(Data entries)
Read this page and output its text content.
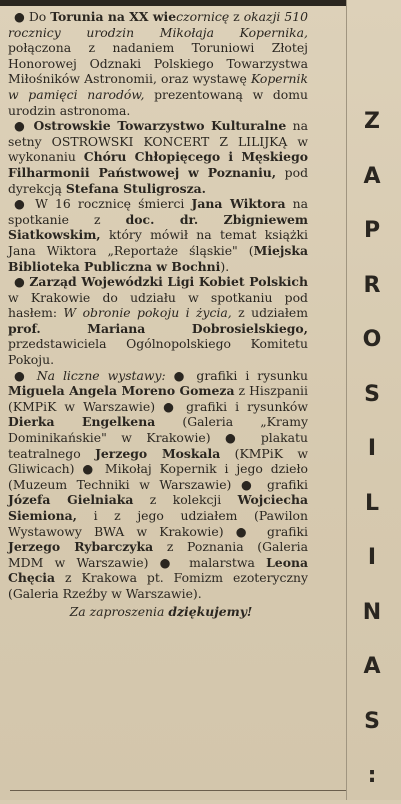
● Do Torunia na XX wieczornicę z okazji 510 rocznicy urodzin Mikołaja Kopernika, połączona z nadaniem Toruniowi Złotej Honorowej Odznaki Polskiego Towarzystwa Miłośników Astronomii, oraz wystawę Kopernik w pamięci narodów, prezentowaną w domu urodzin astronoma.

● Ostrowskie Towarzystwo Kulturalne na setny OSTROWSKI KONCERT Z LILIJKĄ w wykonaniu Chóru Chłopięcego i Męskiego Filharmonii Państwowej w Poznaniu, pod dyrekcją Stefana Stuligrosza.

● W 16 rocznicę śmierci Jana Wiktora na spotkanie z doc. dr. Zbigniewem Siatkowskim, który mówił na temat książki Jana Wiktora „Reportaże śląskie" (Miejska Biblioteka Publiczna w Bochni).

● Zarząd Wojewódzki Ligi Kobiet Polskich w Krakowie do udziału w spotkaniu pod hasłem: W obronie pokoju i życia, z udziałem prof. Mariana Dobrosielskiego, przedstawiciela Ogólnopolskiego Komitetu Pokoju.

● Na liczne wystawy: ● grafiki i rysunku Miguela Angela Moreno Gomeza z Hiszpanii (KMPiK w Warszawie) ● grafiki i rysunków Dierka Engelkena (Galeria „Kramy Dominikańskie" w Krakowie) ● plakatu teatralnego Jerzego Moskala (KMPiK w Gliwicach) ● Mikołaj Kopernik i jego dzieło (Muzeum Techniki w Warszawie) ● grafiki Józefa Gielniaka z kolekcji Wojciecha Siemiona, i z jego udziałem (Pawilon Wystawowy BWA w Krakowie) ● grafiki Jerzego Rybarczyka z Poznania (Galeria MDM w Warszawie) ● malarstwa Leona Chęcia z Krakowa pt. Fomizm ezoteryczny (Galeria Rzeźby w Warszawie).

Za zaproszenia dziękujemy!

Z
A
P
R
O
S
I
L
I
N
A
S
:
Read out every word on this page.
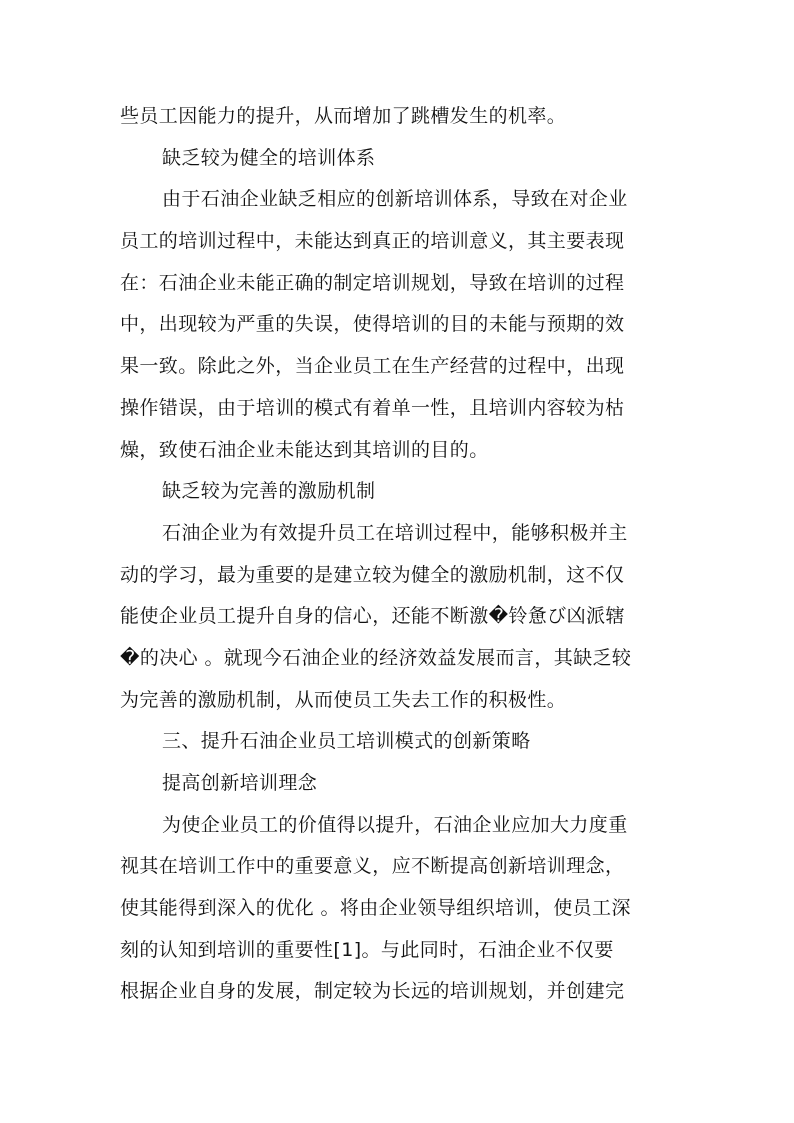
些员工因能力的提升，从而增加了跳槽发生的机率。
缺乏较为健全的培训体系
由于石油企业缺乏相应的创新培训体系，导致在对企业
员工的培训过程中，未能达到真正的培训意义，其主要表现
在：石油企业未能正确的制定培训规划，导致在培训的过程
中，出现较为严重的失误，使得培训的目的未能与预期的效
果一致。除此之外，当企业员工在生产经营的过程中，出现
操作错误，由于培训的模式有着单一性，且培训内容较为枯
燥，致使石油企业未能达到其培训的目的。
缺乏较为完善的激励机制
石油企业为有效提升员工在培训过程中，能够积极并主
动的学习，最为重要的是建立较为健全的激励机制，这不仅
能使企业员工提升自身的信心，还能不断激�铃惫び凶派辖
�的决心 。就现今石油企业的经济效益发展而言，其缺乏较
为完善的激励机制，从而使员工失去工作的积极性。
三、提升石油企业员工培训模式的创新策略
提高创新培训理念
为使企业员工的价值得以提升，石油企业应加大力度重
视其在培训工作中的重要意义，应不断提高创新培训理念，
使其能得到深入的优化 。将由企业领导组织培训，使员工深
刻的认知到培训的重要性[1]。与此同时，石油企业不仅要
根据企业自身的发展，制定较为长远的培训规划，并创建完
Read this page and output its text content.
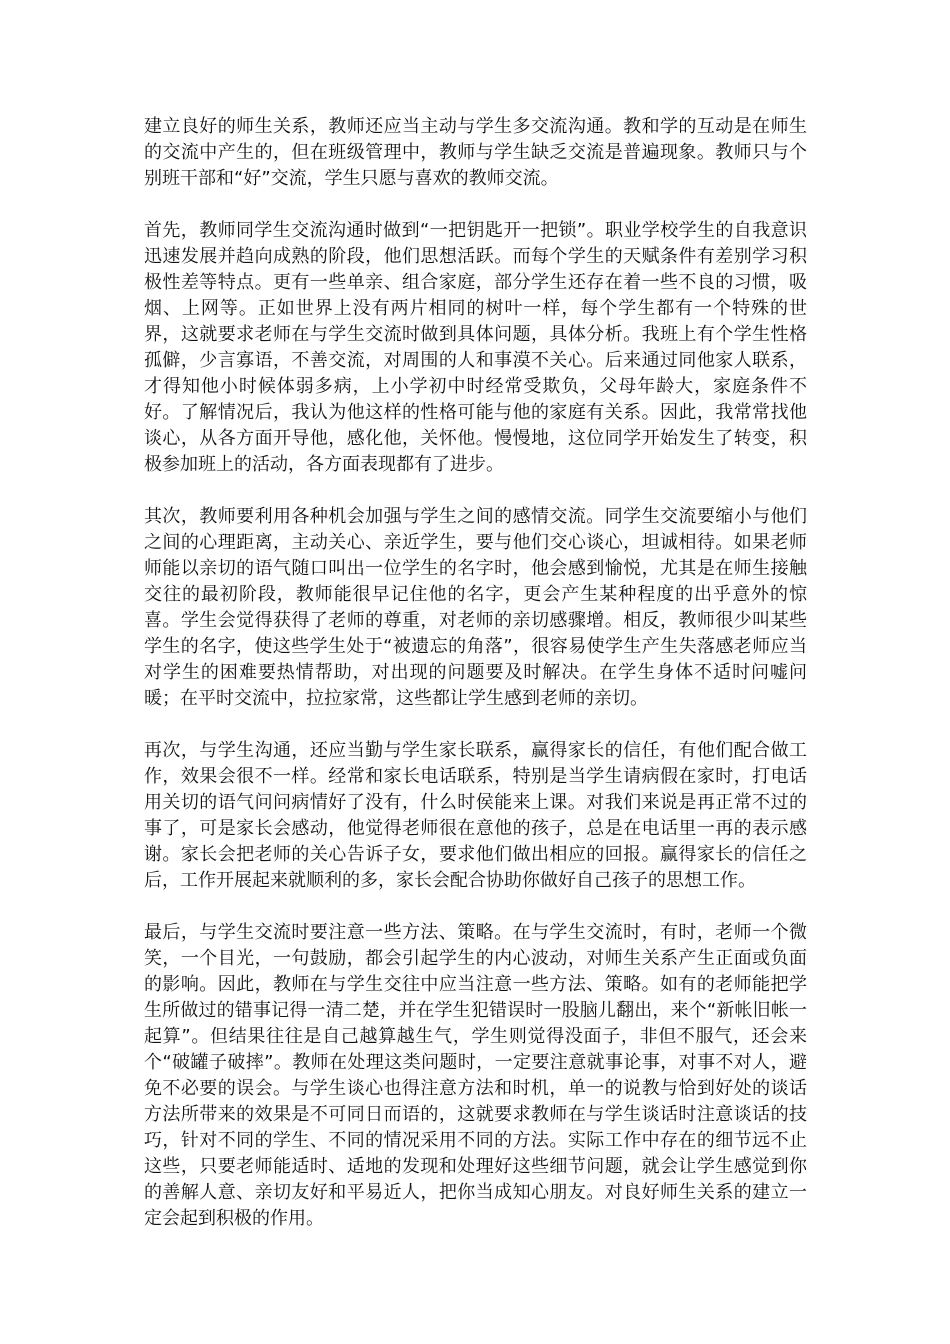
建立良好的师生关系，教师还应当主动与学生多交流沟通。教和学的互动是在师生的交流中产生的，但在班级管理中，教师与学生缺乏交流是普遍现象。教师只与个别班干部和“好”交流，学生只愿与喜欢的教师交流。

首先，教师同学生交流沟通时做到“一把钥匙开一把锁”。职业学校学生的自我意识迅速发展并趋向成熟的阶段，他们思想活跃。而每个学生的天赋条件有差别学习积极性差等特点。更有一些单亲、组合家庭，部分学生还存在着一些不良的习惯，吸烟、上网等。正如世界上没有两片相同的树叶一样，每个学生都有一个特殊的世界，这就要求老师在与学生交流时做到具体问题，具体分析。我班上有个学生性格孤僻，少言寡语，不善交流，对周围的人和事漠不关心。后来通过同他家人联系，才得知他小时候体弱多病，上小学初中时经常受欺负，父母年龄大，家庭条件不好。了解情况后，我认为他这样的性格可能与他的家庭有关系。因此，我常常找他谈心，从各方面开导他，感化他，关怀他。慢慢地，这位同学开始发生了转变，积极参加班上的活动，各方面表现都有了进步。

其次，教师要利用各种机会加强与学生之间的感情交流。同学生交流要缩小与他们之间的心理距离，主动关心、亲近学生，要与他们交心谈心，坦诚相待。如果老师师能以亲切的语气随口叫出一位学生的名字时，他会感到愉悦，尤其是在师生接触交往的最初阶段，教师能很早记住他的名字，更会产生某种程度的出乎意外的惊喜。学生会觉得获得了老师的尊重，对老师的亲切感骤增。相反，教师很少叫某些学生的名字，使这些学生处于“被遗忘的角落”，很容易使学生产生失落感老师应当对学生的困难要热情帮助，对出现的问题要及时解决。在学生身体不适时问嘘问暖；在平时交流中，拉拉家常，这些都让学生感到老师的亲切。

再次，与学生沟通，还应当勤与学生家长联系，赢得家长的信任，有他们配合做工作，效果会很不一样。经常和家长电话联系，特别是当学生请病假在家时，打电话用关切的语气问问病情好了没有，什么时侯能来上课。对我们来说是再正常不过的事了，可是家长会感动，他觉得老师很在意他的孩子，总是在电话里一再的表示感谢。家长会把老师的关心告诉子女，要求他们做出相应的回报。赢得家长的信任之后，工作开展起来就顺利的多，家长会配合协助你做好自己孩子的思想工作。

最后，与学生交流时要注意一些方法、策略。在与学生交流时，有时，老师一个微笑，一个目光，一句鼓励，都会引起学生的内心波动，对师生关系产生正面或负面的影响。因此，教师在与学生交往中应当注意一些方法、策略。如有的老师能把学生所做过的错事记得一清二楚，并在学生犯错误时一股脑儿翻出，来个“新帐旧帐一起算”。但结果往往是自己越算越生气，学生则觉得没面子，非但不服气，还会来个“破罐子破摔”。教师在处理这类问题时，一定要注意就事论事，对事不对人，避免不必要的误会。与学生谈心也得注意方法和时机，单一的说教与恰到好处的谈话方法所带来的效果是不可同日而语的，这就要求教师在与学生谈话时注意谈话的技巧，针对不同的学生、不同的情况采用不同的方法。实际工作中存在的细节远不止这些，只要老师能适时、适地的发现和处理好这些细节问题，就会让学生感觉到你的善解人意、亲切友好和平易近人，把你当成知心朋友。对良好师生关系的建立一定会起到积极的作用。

▶ **Objective**: Can you repeat every record above exactly, apart from the pictures?

▶ **Answer to this exercise**:
Read this page and output its text content.
● Do Torunia na XX wieczornicę z okazji 510 rocznicy urodzin Mikołaja Kopernika, połączona z nadaniem Toruniowi Złotej Honorowej Odznaki Polskiego Towarzystwa Miłośników Astronomii, oraz wystawę Kopernik w pamięci narodów, prezentowaną w domu urodzin astronoma.

● Ostrowskie Towarzystwo Kulturalne na setny OSTROWSKI KONCERT Z LILIJKĄ w wykonaniu Chóru Chłopięcego i Męskiego Filharmonii Państwowej w Poznaniu, pod dyrekcją Stefana Stuligrosza.

● W 16 rocznicę śmierci Jana Wiktora na spotkanie z doc. dr. Zbigniewem Siatkowskim, który mówił na temat książki Jana Wiktora „Reportaże śląskie" (Miejska Biblioteka Publiczna w Bochni).

● Zarząd Wojewódzki Ligi Kobiet Polskich w Krakowie do udziału w spotkaniu pod hasłem: W obronie pokoju i życia, z udziałem prof. Mariana Dobrosielskiego, przedstawiciela Ogólnopolskiego Komitetu Pokoju.

● Na liczne wystawy: ● grafiki i rysunku Miguela Angela Moreno Gomeza z Hiszpanii (KMPiK w Warszawie) ● grafiki i rysunków Dierka Engelkena (Galeria „Kramy Dominikańskie" w Krakowie) ● plakatu teatralnego Jerzego Moskala (KMPiK w Gliwicach) ● Mikołaj Kopernik i jego dzieło (Muzeum Techniki w Warszawie) ● grafiki Józefa Gielniaka z kolekcji Wojciecha Siemiona, i z jego udziałem (Pawilon Wystawowy BWA w Krakowie) ● grafiki Jerzego Rybarczyka z Poznania (Galeria MDM w Warszawie) ● malarstwa Leona Chęcia z Krakowa pt. Fomizm ezoteryczny (Galeria Rzeźby w Warszawie).

Za zaproszenia dziękujemy!

Z
A
P
R
O
S
I
L
I
N
A
S
:
Read out every word on this page.
些员工因能力的提升，从而增加了跳槽发生的机率。
缺乏较为健全的培训体系
由于石油企业缺乏相应的创新培训体系，导致在对企业
员工的培训过程中，未能达到真正的培训意义，其主要表现
在：石油企业未能正确的制定培训规划，导致在培训的过程
中，出现较为严重的失误，使得培训的目的未能与预期的效
果一致。除此之外，当企业员工在生产经营的过程中，出现
操作错误，由于培训的模式有着单一性，且培训内容较为枯
燥，致使石油企业未能达到其培训的目的。
缺乏较为完善的激励机制
石油企业为有效提升员工在培训过程中，能够积极并主
动的学习，最为重要的是建立较为健全的激励机制，这不仅
能使企业员工提升自身的信心，还能不断激�铃惫び凶派辖
�的决心 。就现今石油企业的经济效益发展而言，其缺乏较
为完善的激励机制，从而使员工失去工作的积极性。
三、提升石油企业员工培训模式的创新策略
提高创新培训理念
为使企业员工的价值得以提升，石油企业应加大力度重
视其在培训工作中的重要意义，应不断提高创新培训理念，
使其能得到深入的优化 。将由企业领导组织培训，使员工深
刻的认知到培训的重要性[1]。与此同时，石油企业不仅要
根据企业自身的发展，制定较为长远的培训规划，并创建完
Read this page and output its text content.
建立良好的师生关系，教师还应当主动与学生多交流沟通。教和学的互动是在师生的交流中产生的，但在班级管理中，教师与学生缺乏交流是普遍现象。教师只与个别班干部和“好”交流，学生只愿与喜欢的教师交流。

首先，教师同学生交流沟通时做到“一把钥匙开一把锁”。职业学校学生的自我意识迅速发展并趋向成熟的阶段，他们思想活跃。而每个学生的天赋条件有差别学习积极性差等特点。更有一些单亲、组合家庭，部分学生还存在着一些不良的习惯，吸烟、上网等。正如世界上没有两片相同的树叶一样，每个学生都有一个特殊的世界，这就要求老师在与学生交流时做到具体问题，具体分析。我班上有个学生性格孤僻，少言寡语，不善交流，对周围的人和事漠不关心。后来通过同他家人联系，才得知他小时候体弱多病，上小学初中时经常受欺负，父母年龄大，家庭条件不好。了解情况后，我认为他这样的性格可能与他的家庭有关系。因此，我常常找他谈心，从各方面开导他，感化他，关怀他。慢慢地，这位同学开始发生了转变，积极参加班上的活动，各方面表现都有了进步。

其次，教师要利用各种机会加强与学生之间的感情交流。同学生交流要缩小与他们之间的心理距离，主动关心、亲近学生，要与他们交心谈心，坦诚相待。如果老师师能以亲切的语气随口叫出一位学生的名字时，他会感到愉悦，尤其是在师生接触交往的最初阶段，教师能很早记住他的名字，更会产生某种程度的出乎意外的惊喜。学生会觉得获得了老师的尊重，对老师的亲切感骤增。相反，教师很少叫某些学生的名字，使这些学生处于“被遗忘的角落”，很容易使学生产生失落感老师应当对学生的困难要热情帮助，对出现的问题要及时解决。在学生身体不适时问嘘问暖；在平时交流中，拉拉家常，这些都让学生感到老师的亲切。

再次，与学生沟通，还应当勤与学生家长联系，赢得家长的信任，有他们配合做工作，效果会很不一样。经常和家长电话联系，特别是当学生请病假在家时，打电话用关切的语气问问病情好了没有，什么时侯能来上课。对我们来说是再正常不过的事了，可是家长会感动，他觉得老师很在意他的孩子，总是在电话里一再的表示感谢。家长会把老师的关心告诉子女，要求他们做出相应的回报。赢得家长的信任之后，工作开展起来就顺利的多，家长会配合协助你做好自己孩子的思想工作。

最后，与学生交流时要注意一些方法、策略。在与学生交流时，有时，老师一个微笑，一个目光，一句鼓励，都会引起学生的内心波动，对师生关系产生正面或负面的影响。因此，教师在与学生交往中应当注意一些方法、策略。如有的老师能把学生所做过的错事记得一清二楚，并在学生犯错误时一股脑儿翻出，来个“新帐旧帐一起算”。但结果往往是自己越算越生气，学生则觉得没面子，非但不服气，还会来个“破罐子破摔”。教师在处理这类问题时，一定要注意就事论事，对事不对人，避免不必要的误会。与学生谈心也得注意方法和时机，单一的说教与恰到好处的谈话方法所带来的效果是不可同日而语的，这就要求教师在与学生谈话时注意谈话的技巧，针对不同的学生、不同的情况采用不同的方法。实际工作中存在的细节远不止这些，只要老师能适时、适地的发现和处理好这些细节问题，就会让学生感觉到你的善解人意、亲切友好和平易近人，把你当成知心朋友。对良好师生关系的建立一定会起到积极的作用。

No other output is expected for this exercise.